Stored data entries:
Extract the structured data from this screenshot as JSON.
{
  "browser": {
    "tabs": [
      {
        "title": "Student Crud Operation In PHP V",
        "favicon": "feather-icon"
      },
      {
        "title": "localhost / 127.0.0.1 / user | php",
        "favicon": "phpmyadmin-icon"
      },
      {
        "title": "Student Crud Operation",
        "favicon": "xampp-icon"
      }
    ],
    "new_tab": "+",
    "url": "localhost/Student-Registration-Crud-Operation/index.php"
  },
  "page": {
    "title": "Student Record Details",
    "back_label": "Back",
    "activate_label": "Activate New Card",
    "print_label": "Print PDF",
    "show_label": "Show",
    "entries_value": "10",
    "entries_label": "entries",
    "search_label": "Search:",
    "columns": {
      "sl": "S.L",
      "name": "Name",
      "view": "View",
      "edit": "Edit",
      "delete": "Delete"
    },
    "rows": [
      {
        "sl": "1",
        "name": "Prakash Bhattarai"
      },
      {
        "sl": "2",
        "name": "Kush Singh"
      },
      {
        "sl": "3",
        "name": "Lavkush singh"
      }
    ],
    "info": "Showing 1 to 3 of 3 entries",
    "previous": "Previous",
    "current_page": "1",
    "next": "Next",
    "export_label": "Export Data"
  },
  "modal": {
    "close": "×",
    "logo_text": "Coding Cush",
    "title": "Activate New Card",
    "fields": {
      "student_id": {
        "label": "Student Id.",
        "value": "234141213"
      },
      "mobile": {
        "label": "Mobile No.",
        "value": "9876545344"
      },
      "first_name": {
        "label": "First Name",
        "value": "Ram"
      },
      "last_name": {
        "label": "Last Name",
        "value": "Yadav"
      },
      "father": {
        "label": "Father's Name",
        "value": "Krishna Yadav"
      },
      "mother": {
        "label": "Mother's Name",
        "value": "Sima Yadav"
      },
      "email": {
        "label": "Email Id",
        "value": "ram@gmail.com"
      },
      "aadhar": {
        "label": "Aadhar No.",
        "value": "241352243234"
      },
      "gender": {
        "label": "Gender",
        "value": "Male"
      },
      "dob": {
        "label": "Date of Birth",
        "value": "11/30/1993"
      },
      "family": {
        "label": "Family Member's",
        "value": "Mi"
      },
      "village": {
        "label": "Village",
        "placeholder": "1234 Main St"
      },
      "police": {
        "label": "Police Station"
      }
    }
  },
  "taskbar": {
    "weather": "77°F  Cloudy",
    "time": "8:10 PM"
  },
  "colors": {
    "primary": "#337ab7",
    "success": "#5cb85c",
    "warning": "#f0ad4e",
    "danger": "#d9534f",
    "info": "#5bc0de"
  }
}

__What needs to be done__. Each line of the listing should be echoed back exactly.

__Full solution__.
Extract the structured data from this screenshot as JSON.
{
  "browser": {
    "tabs": [
      {
        "title": "Student Crud Operation In PHP V",
        "favicon": "feather-icon"
      },
      {
        "title": "localhost / 127.0.0.1 / user | php",
        "favicon": "phpmyadmin-icon"
      },
      {
        "title": "Student Crud Operation",
        "favicon": "xampp-icon"
      }
    ],
    "new_tab": "+",
    "url": "localhost/Student-Registration-Crud-Operation/index.php"
  },
  "page": {
    "title": "Student Record Details",
    "back_label": "Back",
    "activate_label": "Activate New Card",
    "print_label": "Print PDF",
    "show_label": "Show",
    "entries_value": "10",
    "entries_label": "entries",
    "search_label": "Search:",
    "columns": {
      "sl": "S.L",
      "name": "Name",
      "view": "View",
      "edit": "Edit",
      "delete": "Delete"
    },
    "rows": [
      {
        "sl": "1",
        "name": "Prakash Bhattarai"
      },
      {
        "sl": "2",
        "name": "Kush Singh"
      },
      {
        "sl": "3",
        "name": "Lavkush singh"
      }
    ],
    "info": "Showing 1 to 3 of 3 entries",
    "previous": "Previous",
    "current_page": "1",
    "next": "Next",
    "export_label": "Export Data"
  },
  "modal": {
    "close": "×",
    "logo_text": "Coding Cush",
    "title": "Activate New Card",
    "fields": {
      "student_id": {
        "label": "Student Id.",
        "value": "234141213"
      },
      "mobile": {
        "label": "Mobile No.",
        "value": "9876545344"
      },
      "first_name": {
        "label": "First Name",
        "value": "Ram"
      },
      "last_name": {
        "label": "Last Name",
        "value": "Yadav"
      },
      "father": {
        "label": "Father's Name",
        "value": "Krishna Yadav"
      },
      "mother": {
        "label": "Mother's Name",
        "value": "Sima Yadav"
      },
      "email": {
        "label": "Email Id",
        "value": "ram@gmail.com"
      },
      "aadhar": {
        "label": "Aadhar No.",
        "value": "241352243234"
      },
      "gender": {
        "label": "Gender",
        "value": "Male"
      },
      "dob": {
        "label": "Date of Birth",
        "value": "11/30/1993"
      },
      "family": {
        "label": "Family Member's",
        "value": "Mi"
      },
      "village": {
        "label": "Village",
        "placeholder": "1234 Main St"
      },
      "police": {
        "label": "Police Station"
      }
    }
  },
  "taskbar": {
    "weather": "77°F  Cloudy",
    "time": "8:10 PM"
  },
  "colors": {
    "primary": "#337ab7",
    "success": "#5cb85c",
    "warning": "#f0ad4e",
    "danger": "#d9534f",
    "info": "#5bc0de"
  }
}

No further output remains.